» **What the task asks**: Every line below that contains "建安风骨" is to be copied.

» **Extracted information**:
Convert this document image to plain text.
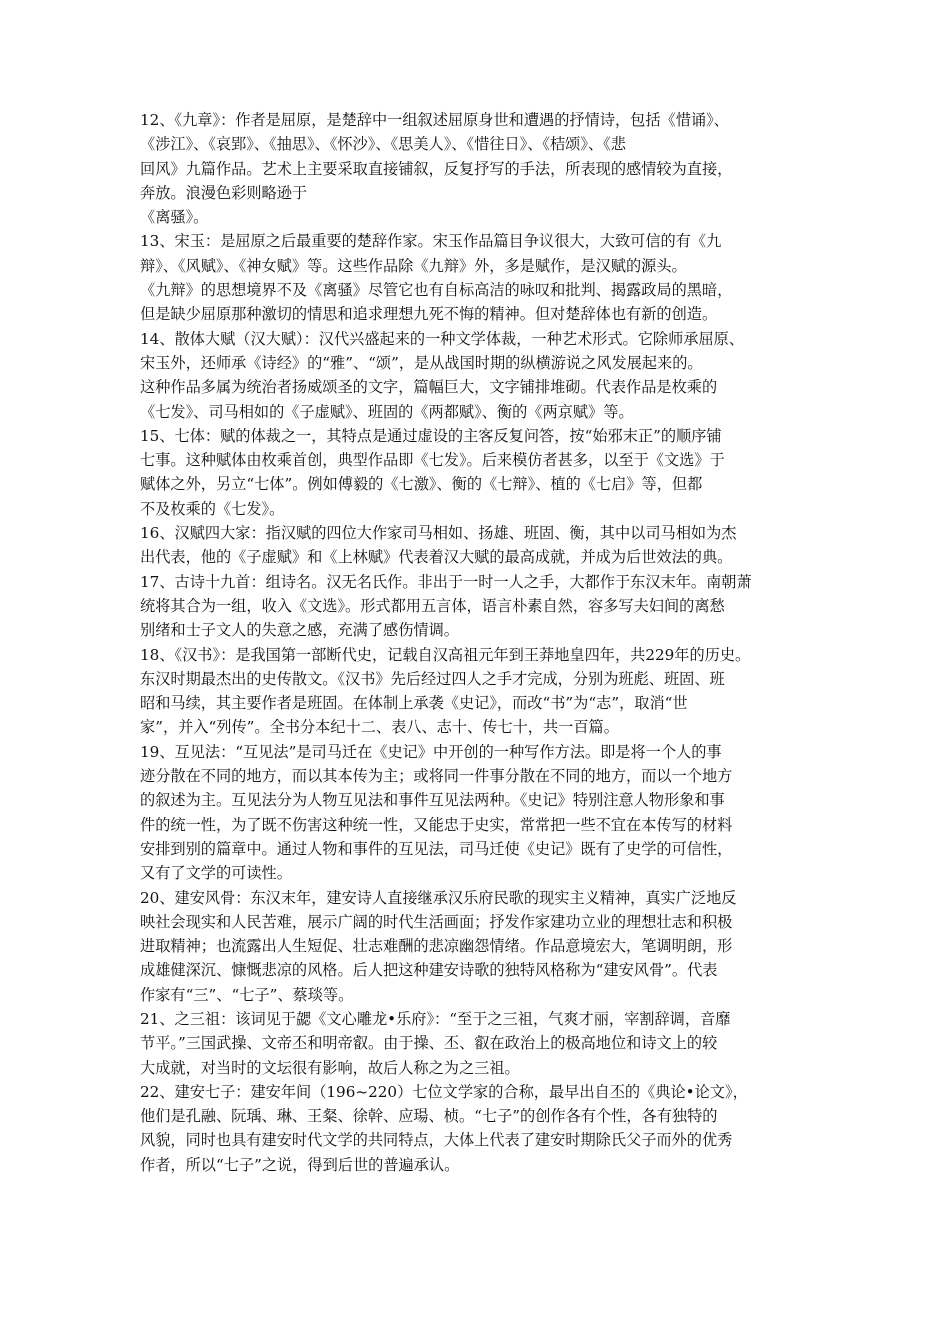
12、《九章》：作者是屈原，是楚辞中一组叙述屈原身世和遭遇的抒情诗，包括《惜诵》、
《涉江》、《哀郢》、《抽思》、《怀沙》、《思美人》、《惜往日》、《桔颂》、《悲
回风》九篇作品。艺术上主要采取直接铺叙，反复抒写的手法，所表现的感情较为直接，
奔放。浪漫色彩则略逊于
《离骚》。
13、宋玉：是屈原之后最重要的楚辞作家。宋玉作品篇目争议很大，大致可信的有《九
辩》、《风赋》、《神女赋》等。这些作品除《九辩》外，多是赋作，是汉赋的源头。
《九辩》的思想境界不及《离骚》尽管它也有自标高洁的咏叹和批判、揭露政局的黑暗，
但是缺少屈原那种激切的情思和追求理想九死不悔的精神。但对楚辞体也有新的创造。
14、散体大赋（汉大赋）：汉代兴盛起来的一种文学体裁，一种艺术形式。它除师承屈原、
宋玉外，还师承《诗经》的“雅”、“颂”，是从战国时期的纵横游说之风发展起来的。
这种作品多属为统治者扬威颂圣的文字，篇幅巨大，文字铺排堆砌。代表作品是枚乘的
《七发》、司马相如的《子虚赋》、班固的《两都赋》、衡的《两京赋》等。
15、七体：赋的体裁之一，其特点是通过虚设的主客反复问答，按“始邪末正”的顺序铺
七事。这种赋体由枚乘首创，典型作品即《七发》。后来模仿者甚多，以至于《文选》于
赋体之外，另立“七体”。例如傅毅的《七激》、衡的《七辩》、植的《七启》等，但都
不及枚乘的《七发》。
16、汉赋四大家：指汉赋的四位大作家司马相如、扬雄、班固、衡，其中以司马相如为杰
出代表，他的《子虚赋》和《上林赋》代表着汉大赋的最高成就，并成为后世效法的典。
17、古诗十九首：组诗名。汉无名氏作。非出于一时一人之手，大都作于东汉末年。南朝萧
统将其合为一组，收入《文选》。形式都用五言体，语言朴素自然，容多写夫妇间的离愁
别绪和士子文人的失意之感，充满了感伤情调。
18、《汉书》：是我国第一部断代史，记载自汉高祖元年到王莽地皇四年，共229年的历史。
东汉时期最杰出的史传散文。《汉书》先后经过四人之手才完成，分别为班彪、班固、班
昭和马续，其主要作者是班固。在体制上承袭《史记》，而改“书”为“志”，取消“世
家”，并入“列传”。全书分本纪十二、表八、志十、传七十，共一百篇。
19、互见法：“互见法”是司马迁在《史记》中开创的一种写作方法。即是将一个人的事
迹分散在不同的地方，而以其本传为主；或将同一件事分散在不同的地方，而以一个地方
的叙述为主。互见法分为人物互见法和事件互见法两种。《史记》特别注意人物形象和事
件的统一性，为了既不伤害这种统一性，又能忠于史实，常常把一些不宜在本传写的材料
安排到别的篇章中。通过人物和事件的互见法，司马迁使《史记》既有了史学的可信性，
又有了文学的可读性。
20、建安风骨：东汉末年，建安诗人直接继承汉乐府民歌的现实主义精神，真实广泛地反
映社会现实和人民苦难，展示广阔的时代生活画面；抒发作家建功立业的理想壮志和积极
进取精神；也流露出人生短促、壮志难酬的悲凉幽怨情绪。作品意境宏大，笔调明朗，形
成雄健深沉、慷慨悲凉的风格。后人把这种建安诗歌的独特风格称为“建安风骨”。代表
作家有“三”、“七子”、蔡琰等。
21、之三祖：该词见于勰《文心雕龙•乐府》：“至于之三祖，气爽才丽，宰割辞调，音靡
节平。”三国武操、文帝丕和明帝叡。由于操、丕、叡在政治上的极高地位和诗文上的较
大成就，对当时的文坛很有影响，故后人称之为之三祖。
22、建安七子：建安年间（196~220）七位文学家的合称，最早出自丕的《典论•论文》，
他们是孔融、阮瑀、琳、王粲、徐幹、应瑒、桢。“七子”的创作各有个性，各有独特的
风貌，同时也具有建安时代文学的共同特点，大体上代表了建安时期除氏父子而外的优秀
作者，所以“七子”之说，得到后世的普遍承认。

--

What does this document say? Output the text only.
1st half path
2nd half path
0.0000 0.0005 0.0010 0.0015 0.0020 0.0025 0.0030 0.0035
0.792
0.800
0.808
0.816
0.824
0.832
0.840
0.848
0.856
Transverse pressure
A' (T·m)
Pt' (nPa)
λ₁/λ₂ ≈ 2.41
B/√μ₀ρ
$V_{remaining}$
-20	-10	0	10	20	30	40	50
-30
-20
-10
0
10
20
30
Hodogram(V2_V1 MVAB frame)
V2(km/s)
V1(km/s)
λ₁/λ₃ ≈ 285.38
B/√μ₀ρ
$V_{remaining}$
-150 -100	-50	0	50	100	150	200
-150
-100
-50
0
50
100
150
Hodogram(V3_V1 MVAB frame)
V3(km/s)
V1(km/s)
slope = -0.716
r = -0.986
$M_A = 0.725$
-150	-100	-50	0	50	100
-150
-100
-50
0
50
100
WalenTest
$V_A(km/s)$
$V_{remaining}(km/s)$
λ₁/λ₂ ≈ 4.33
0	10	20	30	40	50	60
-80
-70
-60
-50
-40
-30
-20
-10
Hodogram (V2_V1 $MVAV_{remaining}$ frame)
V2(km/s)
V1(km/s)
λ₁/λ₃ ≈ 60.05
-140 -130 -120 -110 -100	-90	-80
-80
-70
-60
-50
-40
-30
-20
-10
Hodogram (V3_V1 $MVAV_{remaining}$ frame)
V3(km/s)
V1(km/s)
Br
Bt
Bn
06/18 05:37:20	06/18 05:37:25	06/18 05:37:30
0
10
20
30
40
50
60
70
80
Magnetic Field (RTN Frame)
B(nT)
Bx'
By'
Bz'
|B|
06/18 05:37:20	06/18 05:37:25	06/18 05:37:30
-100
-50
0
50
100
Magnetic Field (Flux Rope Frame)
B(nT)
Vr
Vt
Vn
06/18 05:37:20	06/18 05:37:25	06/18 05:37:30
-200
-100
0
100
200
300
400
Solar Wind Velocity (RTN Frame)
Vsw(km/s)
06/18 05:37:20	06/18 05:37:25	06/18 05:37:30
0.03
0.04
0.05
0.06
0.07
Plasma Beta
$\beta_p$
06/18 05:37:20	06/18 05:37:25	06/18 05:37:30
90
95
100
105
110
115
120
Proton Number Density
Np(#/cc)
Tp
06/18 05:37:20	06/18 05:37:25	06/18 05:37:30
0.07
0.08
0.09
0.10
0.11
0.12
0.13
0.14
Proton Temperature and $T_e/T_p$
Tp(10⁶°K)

...

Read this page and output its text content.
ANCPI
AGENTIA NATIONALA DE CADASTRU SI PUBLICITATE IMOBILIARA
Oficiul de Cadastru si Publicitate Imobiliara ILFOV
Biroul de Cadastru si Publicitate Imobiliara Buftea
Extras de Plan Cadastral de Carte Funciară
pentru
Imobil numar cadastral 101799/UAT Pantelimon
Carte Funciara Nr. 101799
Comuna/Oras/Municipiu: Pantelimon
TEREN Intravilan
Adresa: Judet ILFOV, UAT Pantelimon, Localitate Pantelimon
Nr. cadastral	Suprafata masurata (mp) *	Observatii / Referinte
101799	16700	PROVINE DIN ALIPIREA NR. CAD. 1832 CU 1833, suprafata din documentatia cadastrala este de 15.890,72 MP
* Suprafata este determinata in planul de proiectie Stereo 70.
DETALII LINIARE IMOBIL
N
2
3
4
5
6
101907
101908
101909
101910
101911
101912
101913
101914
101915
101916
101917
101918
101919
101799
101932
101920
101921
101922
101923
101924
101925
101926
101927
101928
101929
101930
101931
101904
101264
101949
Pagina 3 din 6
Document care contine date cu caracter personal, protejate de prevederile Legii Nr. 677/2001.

» **Exercise answer**:
20、建安风骨：东汉末年，建安诗人直接继承汉乐府民歌的现实主义精神，真实广泛地反
成雄健深沉、慷慨悲凉的风格。后人把这种建安诗歌的独特风格称为“建安风骨”。代表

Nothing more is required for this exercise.